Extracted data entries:

--*--

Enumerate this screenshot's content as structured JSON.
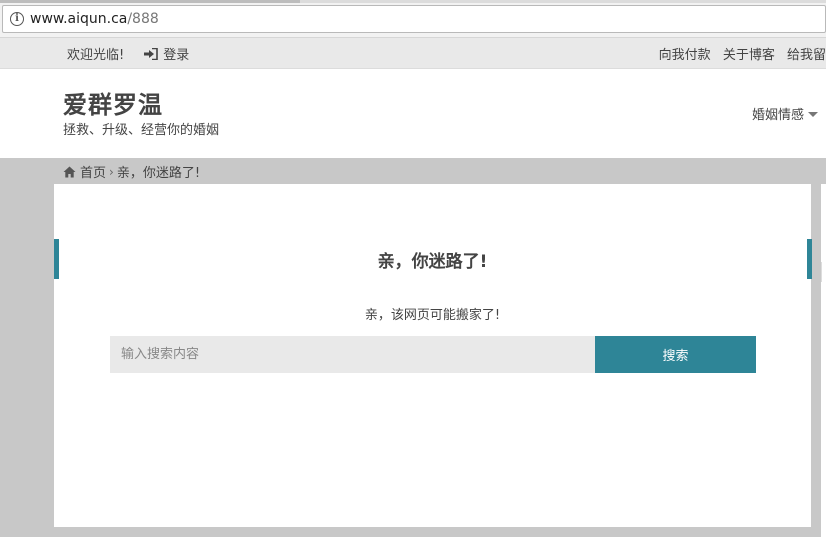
{
  "browser": {
    "url_host": "www.aiqun.ca",
    "url_path": "/888"
  },
  "topbar": {
    "welcome": "欢迎光临!",
    "login": "登录",
    "links": [
      "向我付款",
      "关于博客",
      "给我留"
    ]
  },
  "header": {
    "site_title": "爱群罗温",
    "tagline": "拯救、升级、经营你的婚姻",
    "nav_item": "婚姻情感"
  },
  "breadcrumb": {
    "home": "首页",
    "current": "亲，你迷路了!"
  },
  "main": {
    "heading": "亲，你迷路了!",
    "message": "亲，该网页可能搬家了!",
    "search_placeholder": "输入搜索内容",
    "search_button": "搜索"
  },
  "colors": {
    "accent": "#2e8597",
    "page_bg": "#c8c8c8",
    "topbar_bg": "#e9e9e9"
  }
}
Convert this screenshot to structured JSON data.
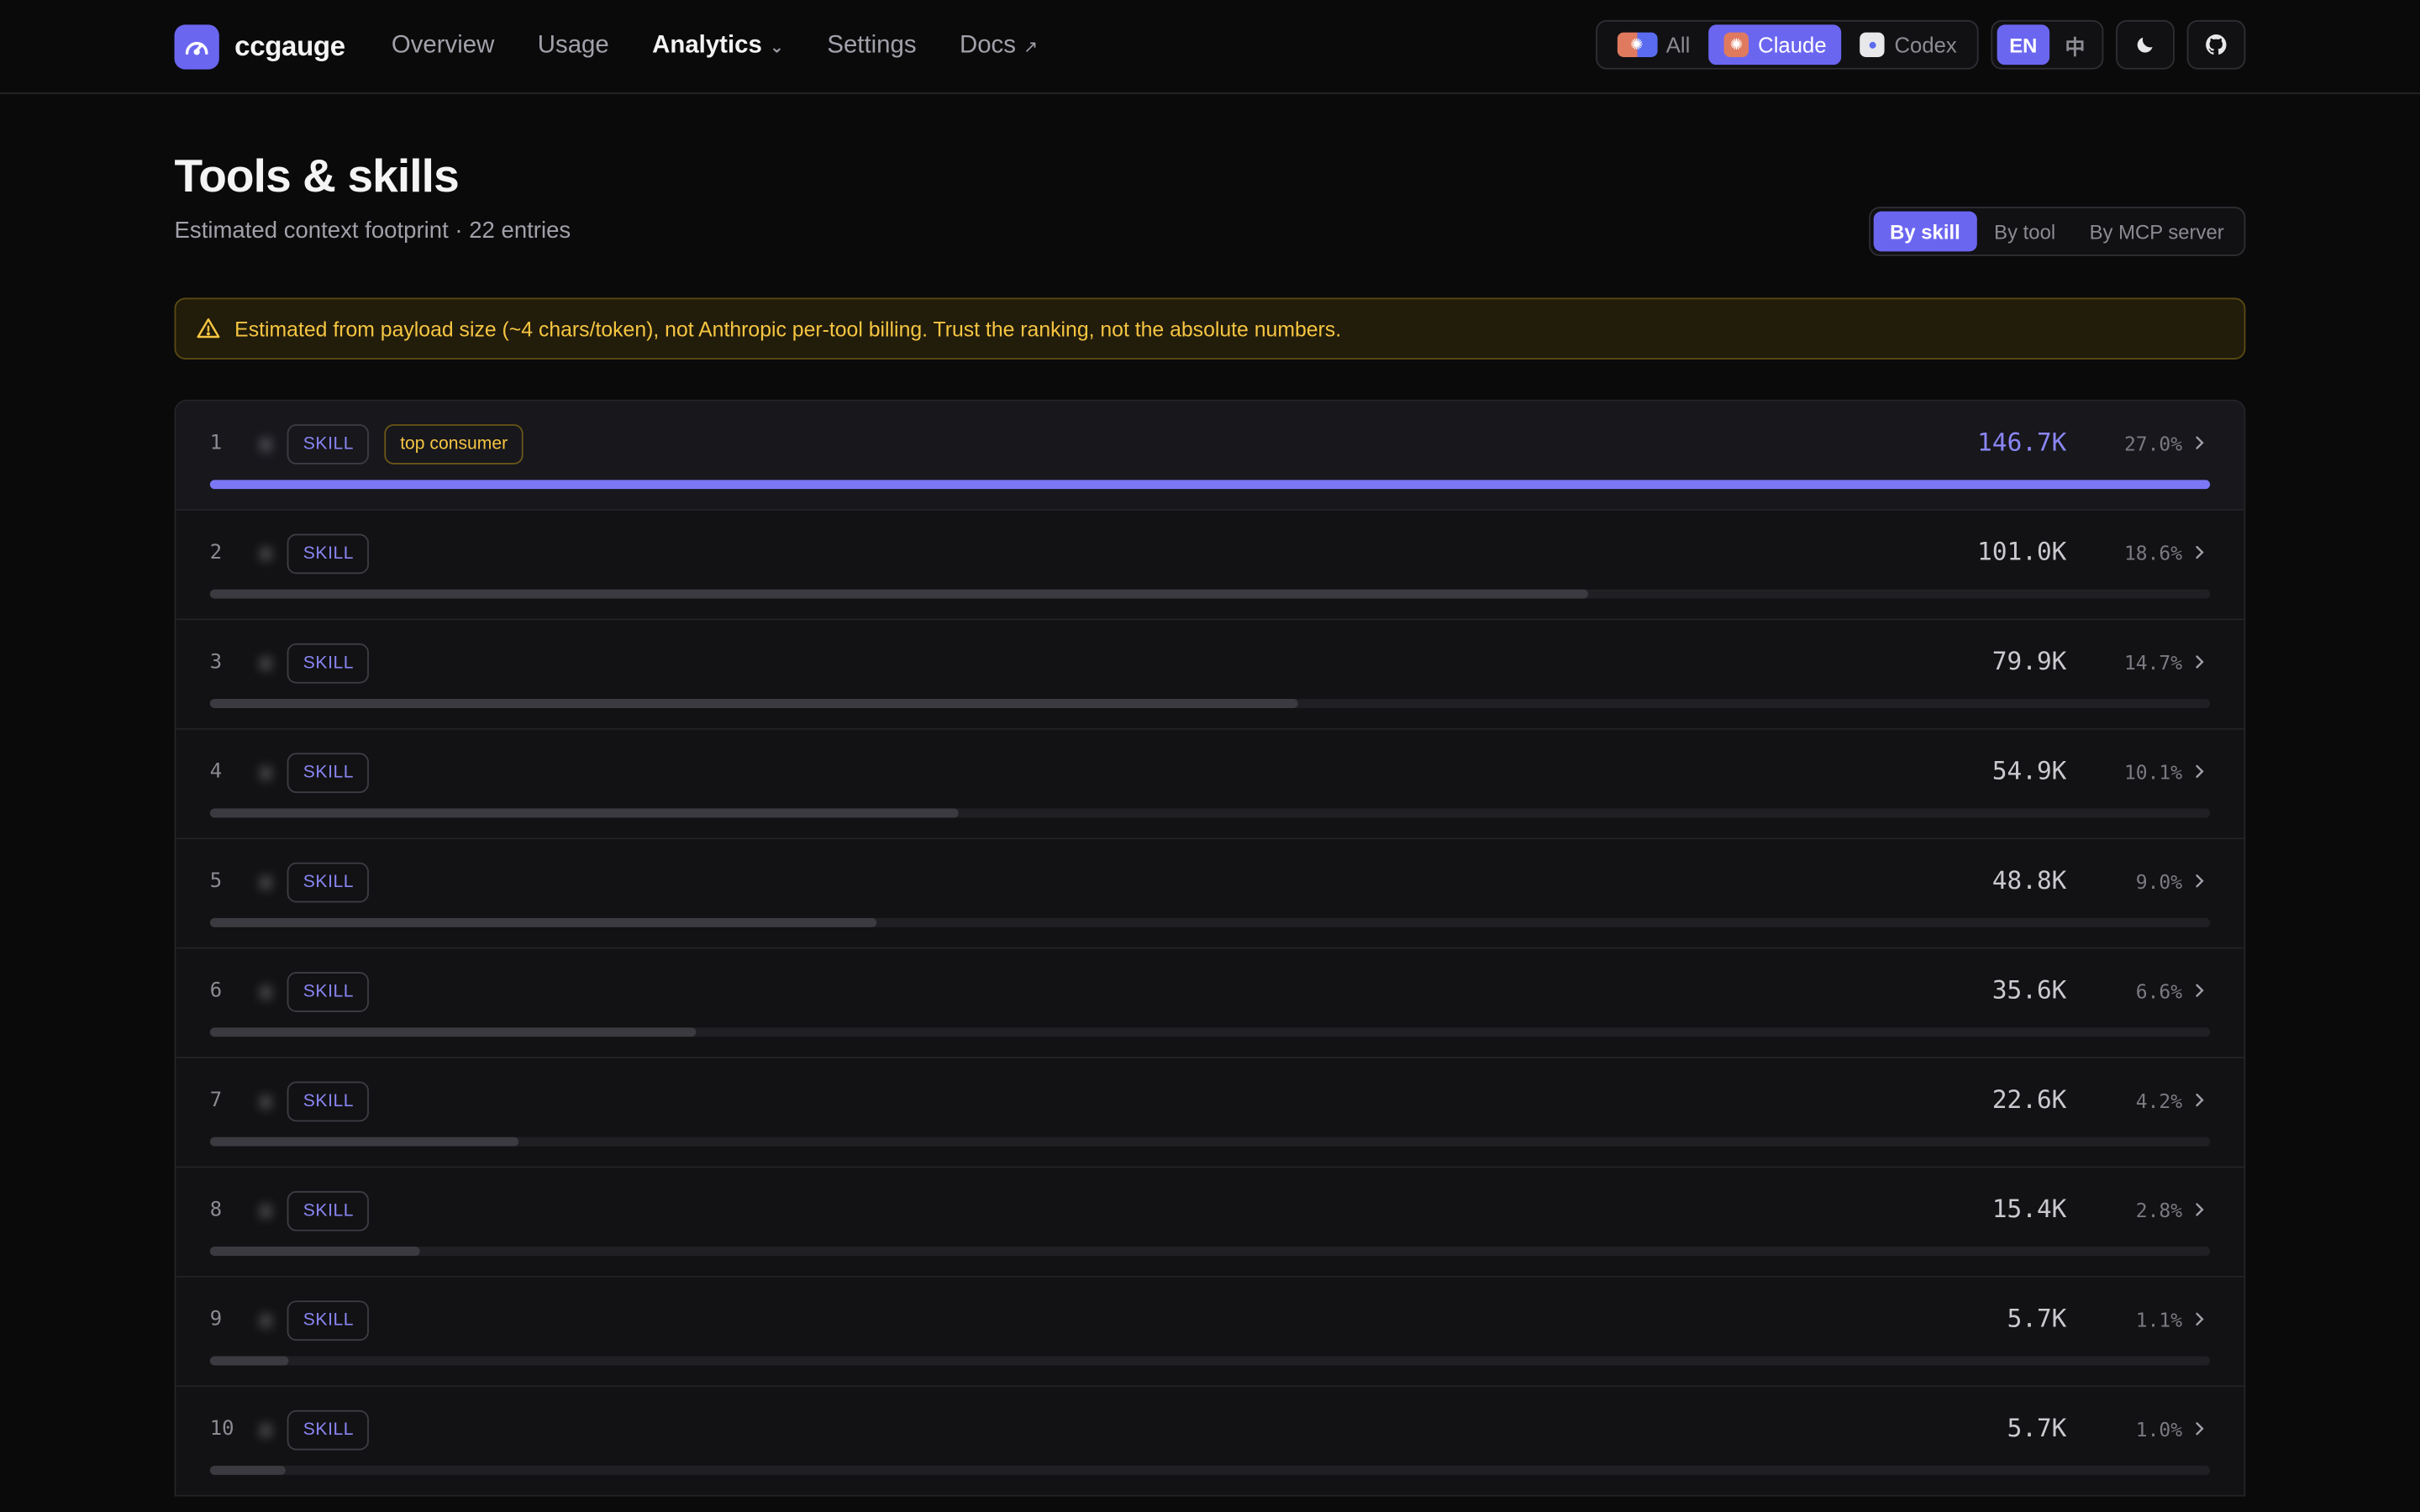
{
  "brand": {
    "name": "ccgauge"
  },
  "nav": [
    {
      "label": "Overview",
      "active": false,
      "glyph": ""
    },
    {
      "label": "Usage",
      "active": false,
      "glyph": ""
    },
    {
      "label": "Analytics",
      "active": true,
      "glyph": "⌄"
    },
    {
      "label": "Settings",
      "active": false,
      "glyph": ""
    },
    {
      "label": "Docs",
      "active": false,
      "glyph": "↗"
    }
  ],
  "source_filter": [
    {
      "label": "All",
      "icon": "all-sources-icon",
      "active": false
    },
    {
      "label": "Claude",
      "icon": "claude-icon",
      "active": true
    },
    {
      "label": "Codex",
      "icon": "codex-icon",
      "active": false
    }
  ],
  "language": [
    {
      "label": "EN",
      "active": true
    },
    {
      "label": "中",
      "active": false
    }
  ],
  "header_icons": [
    "moon-icon",
    "github-icon"
  ],
  "page": {
    "title": "Tools & skills",
    "subtitle": "Estimated context footprint · 22 entries"
  },
  "view_toggle": [
    {
      "label": "By skill",
      "active": true
    },
    {
      "label": "By tool",
      "active": false
    },
    {
      "label": "By MCP server",
      "active": false
    }
  ],
  "notice": {
    "icon": "warning-icon",
    "text": "Estimated from payload size (~4 chars/token), not Anthropic per-tool billing. Trust the ranking, not the absolute numbers."
  },
  "colors": {
    "accent": "#6b66f0",
    "warning": "#f5c542",
    "background": "#0a0a0b"
  },
  "rows": [
    {
      "rank": "1",
      "name": "x",
      "badge": "SKILL",
      "extra_badge": "top consumer",
      "tokens": "146.7K",
      "pct": "27.0%",
      "fill": 1.0
    },
    {
      "rank": "2",
      "name": "x",
      "badge": "SKILL",
      "tokens": "101.0K",
      "pct": "18.6%",
      "fill": 0.689
    },
    {
      "rank": "3",
      "name": "x",
      "badge": "SKILL",
      "tokens": "79.9K",
      "pct": "14.7%",
      "fill": 0.544
    },
    {
      "rank": "4",
      "name": "x",
      "badge": "SKILL",
      "tokens": "54.9K",
      "pct": "10.1%",
      "fill": 0.374
    },
    {
      "rank": "5",
      "name": "x",
      "badge": "SKILL",
      "tokens": "48.8K",
      "pct": "9.0%",
      "fill": 0.333
    },
    {
      "rank": "6",
      "name": "x",
      "badge": "SKILL",
      "tokens": "35.6K",
      "pct": "6.6%",
      "fill": 0.243
    },
    {
      "rank": "7",
      "name": "x",
      "badge": "SKILL",
      "tokens": "22.6K",
      "pct": "4.2%",
      "fill": 0.154
    },
    {
      "rank": "8",
      "name": "x",
      "badge": "SKILL",
      "tokens": "15.4K",
      "pct": "2.8%",
      "fill": 0.105
    },
    {
      "rank": "9",
      "name": "x",
      "badge": "SKILL",
      "tokens": "5.7K",
      "pct": "1.1%",
      "fill": 0.039
    },
    {
      "rank": "10",
      "name": "x",
      "badge": "SKILL",
      "tokens": "5.7K",
      "pct": "1.0%",
      "fill": 0.038
    }
  ]
}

--*--

* REQUIRED WORK *
Give only the number of lines in the material above that hold the word "this".

* FINAL RESULT *
2